• _Provided entries_:
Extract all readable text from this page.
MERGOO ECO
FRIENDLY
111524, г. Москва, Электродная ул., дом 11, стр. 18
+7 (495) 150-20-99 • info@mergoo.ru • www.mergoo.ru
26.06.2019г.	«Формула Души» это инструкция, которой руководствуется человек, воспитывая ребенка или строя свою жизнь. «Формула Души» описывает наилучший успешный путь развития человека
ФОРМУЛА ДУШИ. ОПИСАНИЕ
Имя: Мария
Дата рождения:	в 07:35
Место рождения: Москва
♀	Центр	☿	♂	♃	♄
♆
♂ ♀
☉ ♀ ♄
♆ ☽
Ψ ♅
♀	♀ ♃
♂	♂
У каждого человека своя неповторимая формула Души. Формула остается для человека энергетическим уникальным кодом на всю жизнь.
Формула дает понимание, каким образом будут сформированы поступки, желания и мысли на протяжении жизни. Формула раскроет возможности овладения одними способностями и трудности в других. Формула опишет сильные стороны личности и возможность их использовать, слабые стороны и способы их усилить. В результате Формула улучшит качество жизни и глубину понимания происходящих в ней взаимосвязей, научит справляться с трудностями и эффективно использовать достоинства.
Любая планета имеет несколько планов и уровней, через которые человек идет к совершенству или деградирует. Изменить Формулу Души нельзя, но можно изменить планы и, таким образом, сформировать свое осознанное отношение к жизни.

• _Directions_: Check each line of the listing above for the string "жизни", then report only how many lines have it.

• _Result_: 2